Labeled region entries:
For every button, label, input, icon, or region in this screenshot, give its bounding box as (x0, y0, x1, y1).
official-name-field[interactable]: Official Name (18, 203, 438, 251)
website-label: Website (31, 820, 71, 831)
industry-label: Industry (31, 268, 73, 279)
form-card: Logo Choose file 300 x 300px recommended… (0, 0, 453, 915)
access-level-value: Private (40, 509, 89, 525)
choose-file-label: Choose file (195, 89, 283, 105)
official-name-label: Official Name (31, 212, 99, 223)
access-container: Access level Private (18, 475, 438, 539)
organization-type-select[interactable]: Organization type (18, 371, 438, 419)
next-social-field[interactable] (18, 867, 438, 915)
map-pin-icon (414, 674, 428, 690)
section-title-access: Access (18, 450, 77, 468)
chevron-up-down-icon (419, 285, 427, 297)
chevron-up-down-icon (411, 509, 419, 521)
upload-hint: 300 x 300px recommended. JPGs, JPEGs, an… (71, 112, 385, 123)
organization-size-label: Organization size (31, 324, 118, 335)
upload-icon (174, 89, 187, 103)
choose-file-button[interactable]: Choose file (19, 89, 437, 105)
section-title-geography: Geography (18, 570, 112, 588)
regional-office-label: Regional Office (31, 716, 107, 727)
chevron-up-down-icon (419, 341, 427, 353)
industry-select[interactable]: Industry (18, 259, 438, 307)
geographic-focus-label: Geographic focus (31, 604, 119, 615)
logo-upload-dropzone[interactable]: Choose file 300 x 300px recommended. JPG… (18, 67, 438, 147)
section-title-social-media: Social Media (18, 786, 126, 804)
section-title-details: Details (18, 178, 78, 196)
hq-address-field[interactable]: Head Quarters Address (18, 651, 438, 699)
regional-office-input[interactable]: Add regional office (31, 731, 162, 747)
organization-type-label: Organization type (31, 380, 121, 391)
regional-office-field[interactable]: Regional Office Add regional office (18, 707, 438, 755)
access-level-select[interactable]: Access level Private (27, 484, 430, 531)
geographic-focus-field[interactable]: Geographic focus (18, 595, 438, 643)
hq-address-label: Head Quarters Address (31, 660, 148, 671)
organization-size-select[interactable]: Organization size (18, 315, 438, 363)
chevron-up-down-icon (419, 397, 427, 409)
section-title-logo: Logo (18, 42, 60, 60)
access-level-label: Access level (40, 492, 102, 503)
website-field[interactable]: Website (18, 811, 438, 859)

## Directions
Could you copy out every one of the rows above, character for character, without changing anything?

## Solution to the problem
For every button, label, input, icon, or region in this screenshot, give its bounding box as (x0, y0, x1, y1).
official-name-field[interactable]: Official Name (18, 203, 438, 251)
website-label: Website (31, 820, 71, 831)
industry-label: Industry (31, 268, 73, 279)
form-card: Logo Choose file 300 x 300px recommended… (0, 0, 453, 915)
access-level-value: Private (40, 509, 89, 525)
choose-file-label: Choose file (195, 89, 283, 105)
official-name-label: Official Name (31, 212, 99, 223)
access-container: Access level Private (18, 475, 438, 539)
organization-type-select[interactable]: Organization type (18, 371, 438, 419)
next-social-field[interactable] (18, 867, 438, 915)
map-pin-icon (414, 674, 428, 690)
section-title-access: Access (18, 450, 77, 468)
chevron-up-down-icon (419, 285, 427, 297)
chevron-up-down-icon (411, 509, 419, 521)
upload-hint: 300 x 300px recommended. JPGs, JPEGs, an… (71, 112, 385, 123)
organization-size-label: Organization size (31, 324, 118, 335)
upload-icon (174, 89, 187, 103)
choose-file-button[interactable]: Choose file (19, 89, 437, 105)
section-title-geography: Geography (18, 570, 112, 588)
regional-office-label: Regional Office (31, 716, 107, 727)
chevron-up-down-icon (419, 341, 427, 353)
industry-select[interactable]: Industry (18, 259, 438, 307)
geographic-focus-label: Geographic focus (31, 604, 119, 615)
logo-upload-dropzone[interactable]: Choose file 300 x 300px recommended. JPG… (18, 67, 438, 147)
section-title-social-media: Social Media (18, 786, 126, 804)
section-title-details: Details (18, 178, 78, 196)
hq-address-field[interactable]: Head Quarters Address (18, 651, 438, 699)
regional-office-input[interactable]: Add regional office (31, 731, 162, 747)
organization-type-label: Organization type (31, 380, 121, 391)
regional-office-field[interactable]: Regional Office Add regional office (18, 707, 438, 755)
access-level-select[interactable]: Access level Private (27, 484, 430, 531)
geographic-focus-field[interactable]: Geographic focus (18, 595, 438, 643)
hq-address-label: Head Quarters Address (31, 660, 148, 671)
organization-size-select[interactable]: Organization size (18, 315, 438, 363)
chevron-up-down-icon (419, 397, 427, 409)
section-title-logo: Logo (18, 42, 60, 60)
access-level-label: Access level (40, 492, 102, 503)
website-field[interactable]: Website (18, 811, 438, 859)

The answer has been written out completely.